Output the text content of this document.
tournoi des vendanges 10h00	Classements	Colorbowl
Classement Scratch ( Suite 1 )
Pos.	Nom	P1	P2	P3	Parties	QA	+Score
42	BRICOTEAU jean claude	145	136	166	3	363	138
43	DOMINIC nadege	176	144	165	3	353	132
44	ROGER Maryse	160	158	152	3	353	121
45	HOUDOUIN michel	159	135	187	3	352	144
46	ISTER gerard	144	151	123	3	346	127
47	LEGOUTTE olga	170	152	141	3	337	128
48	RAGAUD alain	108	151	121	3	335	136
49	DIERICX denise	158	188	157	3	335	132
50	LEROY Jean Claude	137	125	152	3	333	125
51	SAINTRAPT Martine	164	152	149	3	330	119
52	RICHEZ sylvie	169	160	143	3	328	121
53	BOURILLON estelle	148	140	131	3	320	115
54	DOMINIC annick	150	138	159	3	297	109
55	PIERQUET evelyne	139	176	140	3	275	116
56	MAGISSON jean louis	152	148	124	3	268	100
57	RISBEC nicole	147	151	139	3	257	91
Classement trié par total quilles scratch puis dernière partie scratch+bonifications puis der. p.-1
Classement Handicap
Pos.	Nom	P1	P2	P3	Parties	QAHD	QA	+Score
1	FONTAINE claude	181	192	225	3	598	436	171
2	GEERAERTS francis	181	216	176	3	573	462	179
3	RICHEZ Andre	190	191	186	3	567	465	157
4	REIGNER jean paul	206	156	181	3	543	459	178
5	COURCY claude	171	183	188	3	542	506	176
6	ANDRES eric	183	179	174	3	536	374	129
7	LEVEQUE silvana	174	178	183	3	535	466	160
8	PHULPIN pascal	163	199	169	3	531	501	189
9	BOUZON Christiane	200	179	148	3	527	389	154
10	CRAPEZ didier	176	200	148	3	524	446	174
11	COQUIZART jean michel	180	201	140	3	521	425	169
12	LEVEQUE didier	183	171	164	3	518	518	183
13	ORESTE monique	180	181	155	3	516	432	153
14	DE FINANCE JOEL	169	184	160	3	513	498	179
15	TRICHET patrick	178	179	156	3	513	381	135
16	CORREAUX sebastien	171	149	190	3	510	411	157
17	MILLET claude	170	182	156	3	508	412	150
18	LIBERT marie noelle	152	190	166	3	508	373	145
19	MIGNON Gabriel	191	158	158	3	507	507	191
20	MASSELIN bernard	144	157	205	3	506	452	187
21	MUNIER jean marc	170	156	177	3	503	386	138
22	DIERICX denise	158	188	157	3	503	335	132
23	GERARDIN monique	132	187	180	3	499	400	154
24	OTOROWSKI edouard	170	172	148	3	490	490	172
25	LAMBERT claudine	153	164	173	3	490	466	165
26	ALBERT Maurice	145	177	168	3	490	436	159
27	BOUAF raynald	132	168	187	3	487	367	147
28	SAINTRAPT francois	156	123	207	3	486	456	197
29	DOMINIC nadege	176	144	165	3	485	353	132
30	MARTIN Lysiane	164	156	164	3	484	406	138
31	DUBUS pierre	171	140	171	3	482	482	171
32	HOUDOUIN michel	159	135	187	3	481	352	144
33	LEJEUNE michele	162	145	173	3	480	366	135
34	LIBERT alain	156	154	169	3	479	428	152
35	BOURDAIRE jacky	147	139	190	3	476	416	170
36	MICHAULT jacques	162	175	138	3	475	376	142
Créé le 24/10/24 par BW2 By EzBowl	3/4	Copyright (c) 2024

--------------------------------

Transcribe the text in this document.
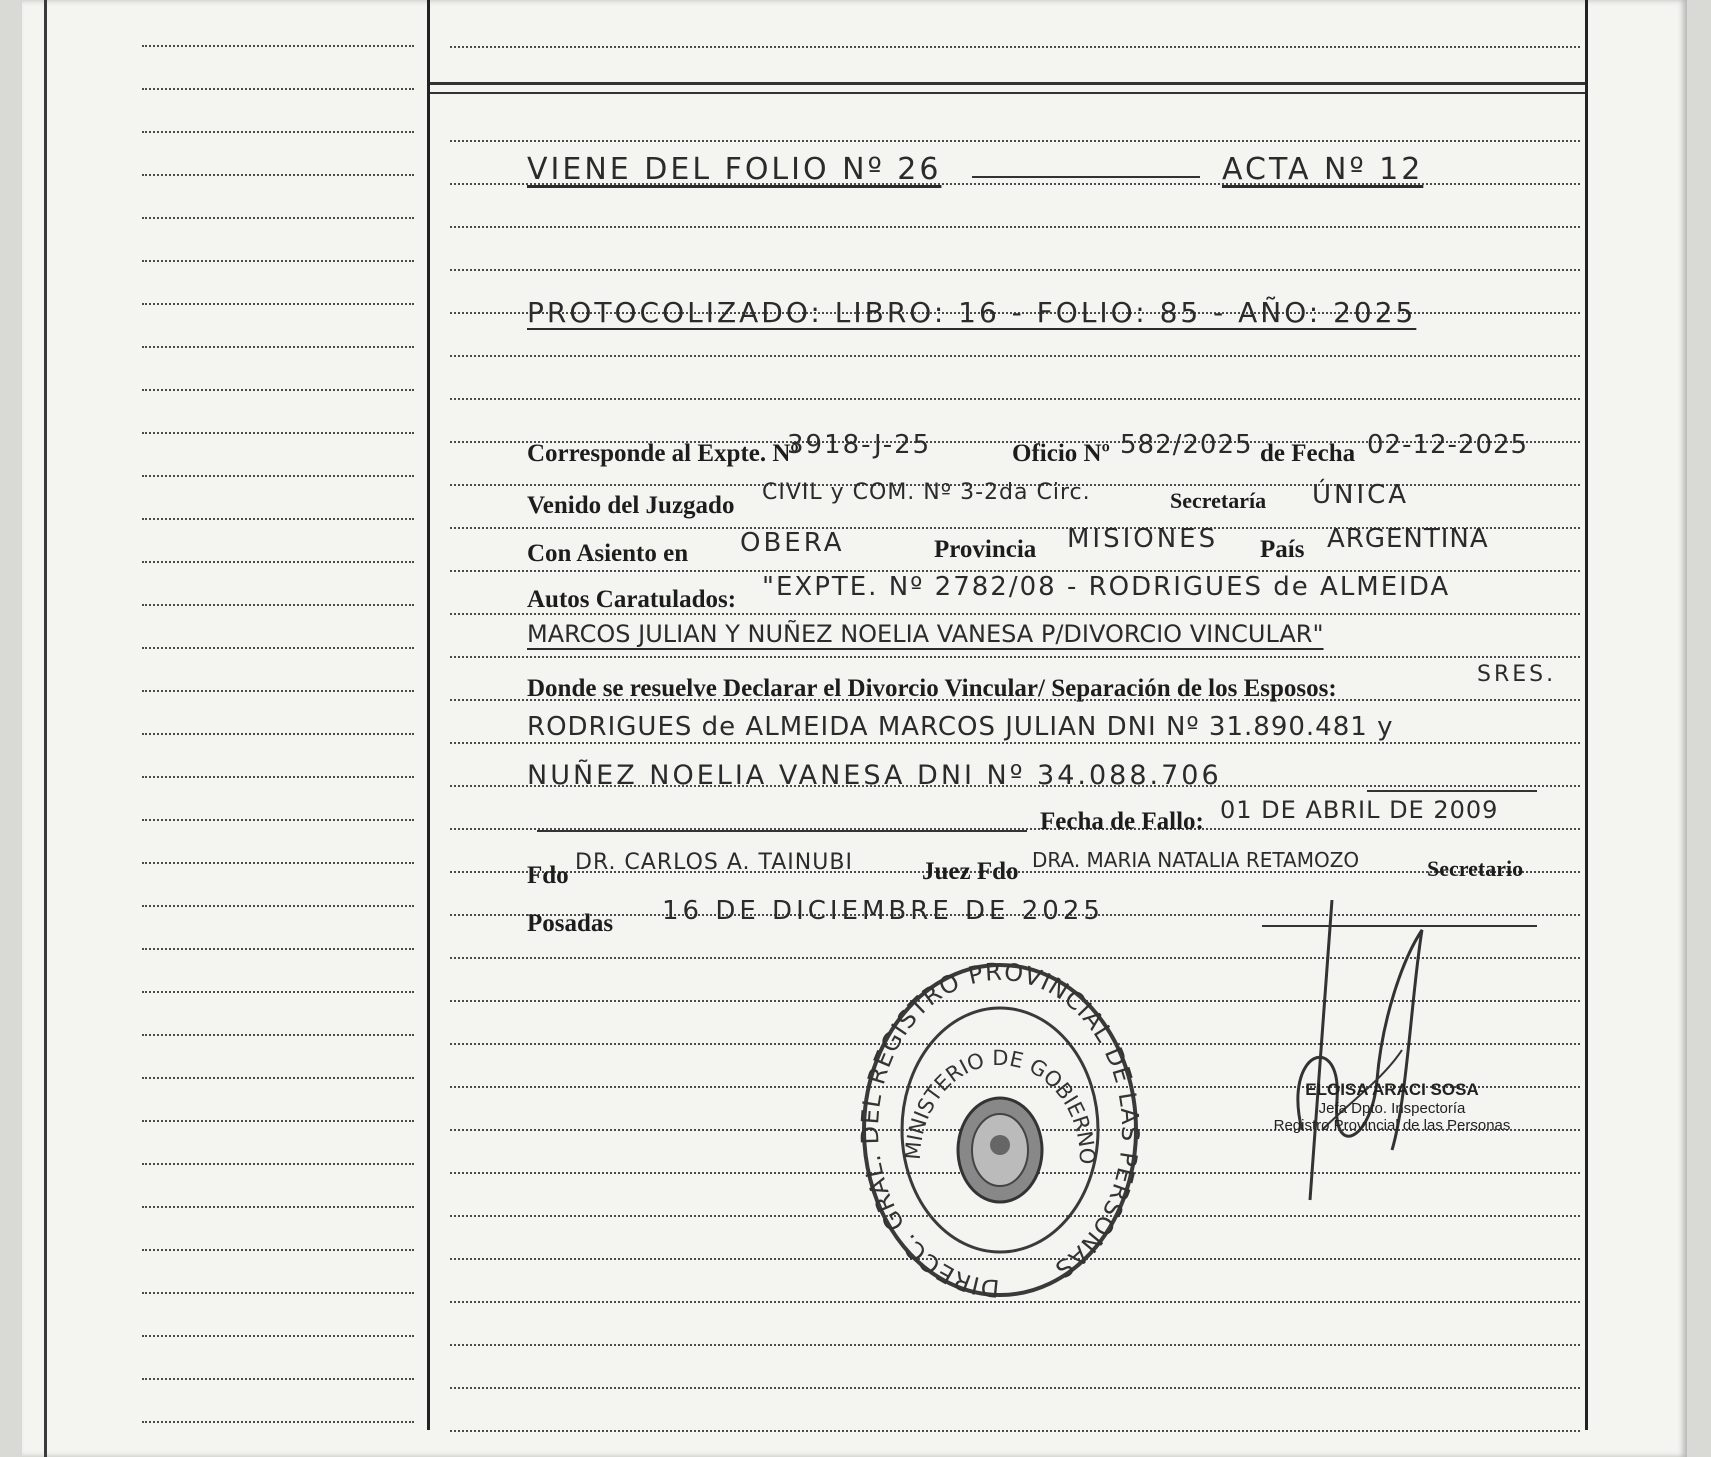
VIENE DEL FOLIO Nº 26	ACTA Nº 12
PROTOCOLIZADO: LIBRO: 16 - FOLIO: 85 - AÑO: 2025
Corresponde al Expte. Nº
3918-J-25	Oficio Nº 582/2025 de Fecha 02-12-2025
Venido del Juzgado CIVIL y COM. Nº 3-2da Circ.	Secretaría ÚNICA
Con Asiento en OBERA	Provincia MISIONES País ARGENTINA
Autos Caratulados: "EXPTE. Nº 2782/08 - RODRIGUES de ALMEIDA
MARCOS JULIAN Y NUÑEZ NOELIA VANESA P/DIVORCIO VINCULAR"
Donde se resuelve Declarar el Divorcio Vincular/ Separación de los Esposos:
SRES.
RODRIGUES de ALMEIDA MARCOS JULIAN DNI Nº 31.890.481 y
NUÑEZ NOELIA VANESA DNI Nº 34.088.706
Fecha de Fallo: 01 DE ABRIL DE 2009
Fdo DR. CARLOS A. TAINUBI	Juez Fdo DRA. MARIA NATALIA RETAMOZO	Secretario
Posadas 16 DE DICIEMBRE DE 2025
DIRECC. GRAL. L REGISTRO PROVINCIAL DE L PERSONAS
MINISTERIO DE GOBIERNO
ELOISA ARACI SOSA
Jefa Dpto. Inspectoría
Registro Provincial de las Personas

--------------------------------

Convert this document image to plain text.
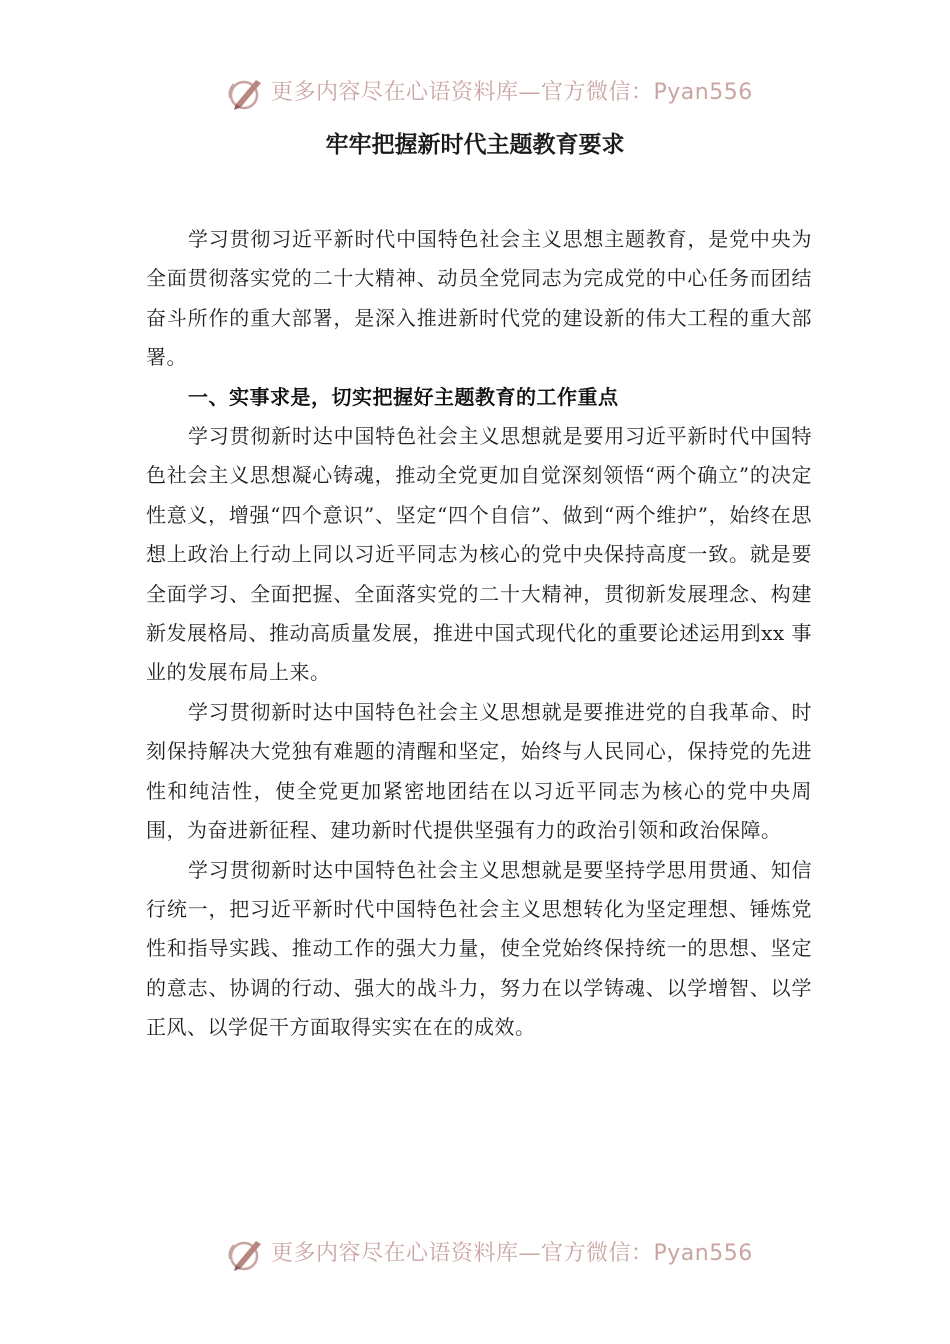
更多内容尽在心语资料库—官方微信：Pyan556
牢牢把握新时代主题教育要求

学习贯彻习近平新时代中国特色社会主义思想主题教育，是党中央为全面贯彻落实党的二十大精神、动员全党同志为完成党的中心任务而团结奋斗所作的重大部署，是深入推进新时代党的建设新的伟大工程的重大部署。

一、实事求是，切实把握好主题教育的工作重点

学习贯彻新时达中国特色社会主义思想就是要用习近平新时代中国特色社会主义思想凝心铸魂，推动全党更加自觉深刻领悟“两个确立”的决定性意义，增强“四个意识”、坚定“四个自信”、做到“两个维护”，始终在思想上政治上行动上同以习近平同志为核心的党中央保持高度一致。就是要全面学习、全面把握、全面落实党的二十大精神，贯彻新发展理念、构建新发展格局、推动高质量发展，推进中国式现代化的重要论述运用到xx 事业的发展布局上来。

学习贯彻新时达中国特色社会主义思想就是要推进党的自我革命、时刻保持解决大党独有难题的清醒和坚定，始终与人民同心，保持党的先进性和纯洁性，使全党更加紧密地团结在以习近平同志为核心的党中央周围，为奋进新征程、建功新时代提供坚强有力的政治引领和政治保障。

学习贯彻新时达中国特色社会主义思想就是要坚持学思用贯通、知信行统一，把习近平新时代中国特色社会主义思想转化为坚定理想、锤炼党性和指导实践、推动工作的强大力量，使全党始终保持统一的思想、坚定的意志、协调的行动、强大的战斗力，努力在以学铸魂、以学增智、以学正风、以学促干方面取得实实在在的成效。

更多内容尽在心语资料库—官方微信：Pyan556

--------------------------------

Look through the data above. Each line containing the word "VANESA" needs to be copied.

## Answer in full:
MARCOS JULIAN Y NUÑEZ NOELIA VANESA P/DIVORCIO VINCULAR"
NUÑEZ NOELIA VANESA DNI Nº 34.088.706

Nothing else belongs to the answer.